- **Problem to work on**
Find every line in the records below that holds the word "name" and copy it.

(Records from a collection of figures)
┄┄┄┄┄┄┄┄┄┄

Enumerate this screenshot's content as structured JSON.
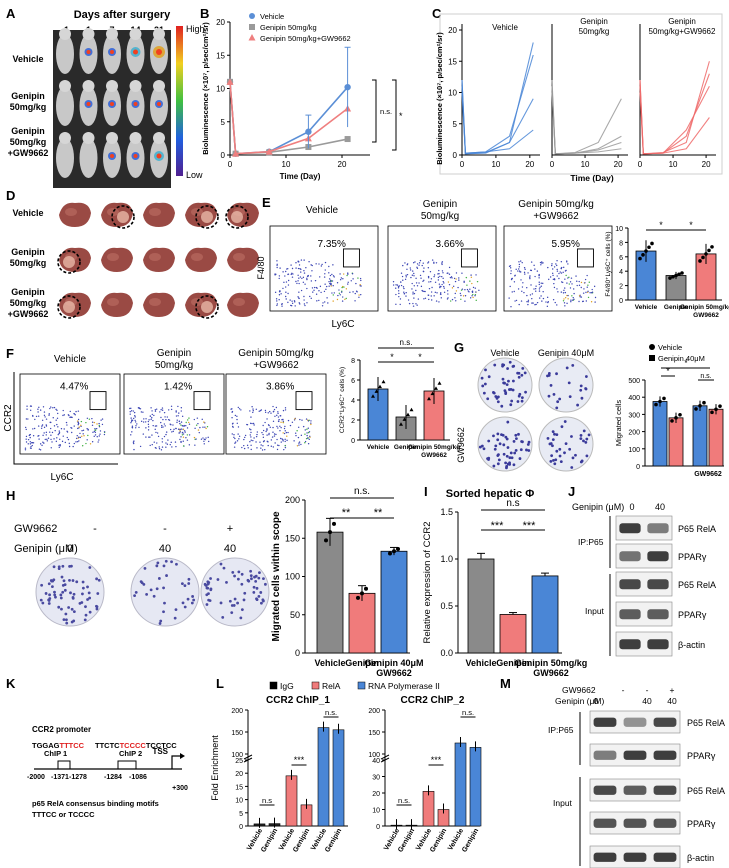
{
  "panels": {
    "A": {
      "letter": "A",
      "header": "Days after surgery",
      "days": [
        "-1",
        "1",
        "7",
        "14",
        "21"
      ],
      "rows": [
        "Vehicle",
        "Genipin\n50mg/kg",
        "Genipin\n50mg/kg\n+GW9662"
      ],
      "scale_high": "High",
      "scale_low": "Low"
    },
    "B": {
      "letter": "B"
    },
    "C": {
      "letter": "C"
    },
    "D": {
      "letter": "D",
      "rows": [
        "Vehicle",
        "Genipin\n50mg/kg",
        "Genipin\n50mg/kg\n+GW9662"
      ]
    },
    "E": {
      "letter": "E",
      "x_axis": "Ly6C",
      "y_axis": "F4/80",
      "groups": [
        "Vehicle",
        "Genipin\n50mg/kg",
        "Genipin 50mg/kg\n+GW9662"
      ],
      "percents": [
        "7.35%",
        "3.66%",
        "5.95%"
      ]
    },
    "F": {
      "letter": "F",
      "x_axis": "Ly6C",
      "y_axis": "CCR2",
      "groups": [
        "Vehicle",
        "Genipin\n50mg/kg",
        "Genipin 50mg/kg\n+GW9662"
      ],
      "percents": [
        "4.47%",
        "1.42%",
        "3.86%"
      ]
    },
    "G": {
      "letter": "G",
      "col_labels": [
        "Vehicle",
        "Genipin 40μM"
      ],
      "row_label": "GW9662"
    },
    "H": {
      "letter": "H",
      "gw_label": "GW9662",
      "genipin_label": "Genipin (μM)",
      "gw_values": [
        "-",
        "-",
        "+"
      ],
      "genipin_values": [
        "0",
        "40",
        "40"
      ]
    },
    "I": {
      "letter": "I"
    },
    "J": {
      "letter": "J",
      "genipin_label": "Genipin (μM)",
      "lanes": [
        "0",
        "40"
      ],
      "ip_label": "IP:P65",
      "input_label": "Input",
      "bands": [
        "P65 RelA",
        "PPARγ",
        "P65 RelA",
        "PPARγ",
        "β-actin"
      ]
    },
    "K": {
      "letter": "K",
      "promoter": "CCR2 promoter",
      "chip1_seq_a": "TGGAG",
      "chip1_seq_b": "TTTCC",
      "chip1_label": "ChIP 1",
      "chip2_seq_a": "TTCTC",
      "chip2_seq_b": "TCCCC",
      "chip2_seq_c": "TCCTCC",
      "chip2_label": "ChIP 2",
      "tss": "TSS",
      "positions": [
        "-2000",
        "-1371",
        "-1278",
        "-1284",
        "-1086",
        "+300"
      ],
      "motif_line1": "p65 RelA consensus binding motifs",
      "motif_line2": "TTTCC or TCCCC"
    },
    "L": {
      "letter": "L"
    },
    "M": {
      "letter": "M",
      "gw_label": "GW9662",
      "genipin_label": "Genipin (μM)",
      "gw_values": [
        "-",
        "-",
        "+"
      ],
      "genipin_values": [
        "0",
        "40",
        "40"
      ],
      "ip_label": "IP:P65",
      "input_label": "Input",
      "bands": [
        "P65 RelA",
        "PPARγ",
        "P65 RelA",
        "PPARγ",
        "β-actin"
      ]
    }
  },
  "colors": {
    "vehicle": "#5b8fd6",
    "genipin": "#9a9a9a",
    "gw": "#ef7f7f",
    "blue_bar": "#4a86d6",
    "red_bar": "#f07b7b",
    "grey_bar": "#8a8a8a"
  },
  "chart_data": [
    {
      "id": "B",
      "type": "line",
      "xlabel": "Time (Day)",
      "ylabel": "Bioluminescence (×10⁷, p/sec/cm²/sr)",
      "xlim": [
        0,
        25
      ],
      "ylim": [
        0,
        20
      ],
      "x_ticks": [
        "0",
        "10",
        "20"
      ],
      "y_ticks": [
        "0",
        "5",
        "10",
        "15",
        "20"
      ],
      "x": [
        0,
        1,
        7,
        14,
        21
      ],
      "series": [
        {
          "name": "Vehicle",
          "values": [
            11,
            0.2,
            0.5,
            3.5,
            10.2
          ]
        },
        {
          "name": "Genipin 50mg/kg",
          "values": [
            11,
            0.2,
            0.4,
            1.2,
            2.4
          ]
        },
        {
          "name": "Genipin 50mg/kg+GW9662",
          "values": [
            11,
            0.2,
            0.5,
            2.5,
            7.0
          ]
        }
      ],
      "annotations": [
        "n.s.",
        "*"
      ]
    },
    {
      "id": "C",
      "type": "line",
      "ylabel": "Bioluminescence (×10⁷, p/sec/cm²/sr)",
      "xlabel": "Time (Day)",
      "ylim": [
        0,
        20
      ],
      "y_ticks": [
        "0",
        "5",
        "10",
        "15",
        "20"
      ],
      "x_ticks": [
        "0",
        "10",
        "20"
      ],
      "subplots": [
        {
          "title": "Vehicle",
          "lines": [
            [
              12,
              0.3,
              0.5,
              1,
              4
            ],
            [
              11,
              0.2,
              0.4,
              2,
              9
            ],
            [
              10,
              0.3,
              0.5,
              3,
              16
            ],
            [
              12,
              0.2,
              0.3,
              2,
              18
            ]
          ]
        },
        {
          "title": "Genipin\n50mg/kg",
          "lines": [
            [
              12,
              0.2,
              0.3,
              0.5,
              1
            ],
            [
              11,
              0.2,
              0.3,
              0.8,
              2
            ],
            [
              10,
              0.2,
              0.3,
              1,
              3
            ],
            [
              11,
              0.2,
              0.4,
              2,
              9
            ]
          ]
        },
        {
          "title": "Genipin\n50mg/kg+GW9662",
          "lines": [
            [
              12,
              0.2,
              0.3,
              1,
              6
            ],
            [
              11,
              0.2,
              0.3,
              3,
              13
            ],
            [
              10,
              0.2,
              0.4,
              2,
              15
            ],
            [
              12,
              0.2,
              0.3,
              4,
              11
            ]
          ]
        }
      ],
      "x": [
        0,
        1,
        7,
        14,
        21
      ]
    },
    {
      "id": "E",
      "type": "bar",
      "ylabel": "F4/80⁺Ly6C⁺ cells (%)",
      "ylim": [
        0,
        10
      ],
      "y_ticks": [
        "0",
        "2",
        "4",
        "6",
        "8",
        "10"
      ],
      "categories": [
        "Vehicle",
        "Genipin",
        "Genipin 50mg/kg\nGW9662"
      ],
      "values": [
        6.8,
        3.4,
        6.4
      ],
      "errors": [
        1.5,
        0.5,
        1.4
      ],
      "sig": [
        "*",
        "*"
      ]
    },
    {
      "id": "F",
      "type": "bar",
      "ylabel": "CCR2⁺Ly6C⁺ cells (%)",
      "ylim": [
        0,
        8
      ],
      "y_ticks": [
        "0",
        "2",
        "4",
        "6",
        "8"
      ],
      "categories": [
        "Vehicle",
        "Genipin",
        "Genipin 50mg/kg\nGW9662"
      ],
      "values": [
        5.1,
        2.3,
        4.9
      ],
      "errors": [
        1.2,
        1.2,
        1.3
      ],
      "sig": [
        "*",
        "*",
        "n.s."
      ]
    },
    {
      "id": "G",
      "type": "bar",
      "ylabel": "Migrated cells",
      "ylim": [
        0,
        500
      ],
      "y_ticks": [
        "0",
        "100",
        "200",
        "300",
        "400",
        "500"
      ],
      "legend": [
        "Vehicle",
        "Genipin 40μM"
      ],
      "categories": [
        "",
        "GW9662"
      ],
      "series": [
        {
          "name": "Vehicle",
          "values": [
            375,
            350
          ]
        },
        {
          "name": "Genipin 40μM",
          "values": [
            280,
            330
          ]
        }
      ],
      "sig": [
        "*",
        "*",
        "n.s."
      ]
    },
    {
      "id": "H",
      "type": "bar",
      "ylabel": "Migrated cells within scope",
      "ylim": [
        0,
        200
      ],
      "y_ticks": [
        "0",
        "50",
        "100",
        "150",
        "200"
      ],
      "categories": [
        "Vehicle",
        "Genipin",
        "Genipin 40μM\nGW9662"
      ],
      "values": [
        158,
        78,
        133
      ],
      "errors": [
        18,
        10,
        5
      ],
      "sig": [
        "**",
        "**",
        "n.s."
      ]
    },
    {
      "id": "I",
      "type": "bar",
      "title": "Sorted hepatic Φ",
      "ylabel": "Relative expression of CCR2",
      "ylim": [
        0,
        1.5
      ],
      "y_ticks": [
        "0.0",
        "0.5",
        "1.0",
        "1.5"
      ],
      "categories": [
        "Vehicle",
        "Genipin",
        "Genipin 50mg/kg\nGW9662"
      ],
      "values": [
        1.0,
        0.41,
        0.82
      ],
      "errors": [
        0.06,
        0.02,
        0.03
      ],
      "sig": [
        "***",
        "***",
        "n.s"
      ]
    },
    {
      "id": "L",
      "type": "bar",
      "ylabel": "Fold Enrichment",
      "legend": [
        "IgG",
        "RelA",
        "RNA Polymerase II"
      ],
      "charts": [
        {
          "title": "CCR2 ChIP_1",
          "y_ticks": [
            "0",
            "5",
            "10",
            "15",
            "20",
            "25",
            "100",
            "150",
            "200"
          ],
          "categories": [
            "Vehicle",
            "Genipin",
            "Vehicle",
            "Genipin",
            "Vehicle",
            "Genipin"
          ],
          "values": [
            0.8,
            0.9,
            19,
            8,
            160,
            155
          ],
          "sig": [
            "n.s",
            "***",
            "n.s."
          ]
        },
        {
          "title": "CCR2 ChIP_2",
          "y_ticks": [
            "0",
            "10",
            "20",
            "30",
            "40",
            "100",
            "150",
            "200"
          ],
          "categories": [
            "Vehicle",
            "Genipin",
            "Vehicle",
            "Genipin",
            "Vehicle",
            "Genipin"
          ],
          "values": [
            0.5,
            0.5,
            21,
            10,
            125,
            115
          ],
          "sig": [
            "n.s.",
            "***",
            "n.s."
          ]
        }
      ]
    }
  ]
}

┄┄┄┄┄┄┄┄┄┄

- **Response for this exercise**
          "name": "Vehicle",
          "name": "Genipin 50mg/kg",
          "name": "Genipin 50mg/kg+GW9662",
          "name": "Vehicle",
          "name": "Genipin 40μM",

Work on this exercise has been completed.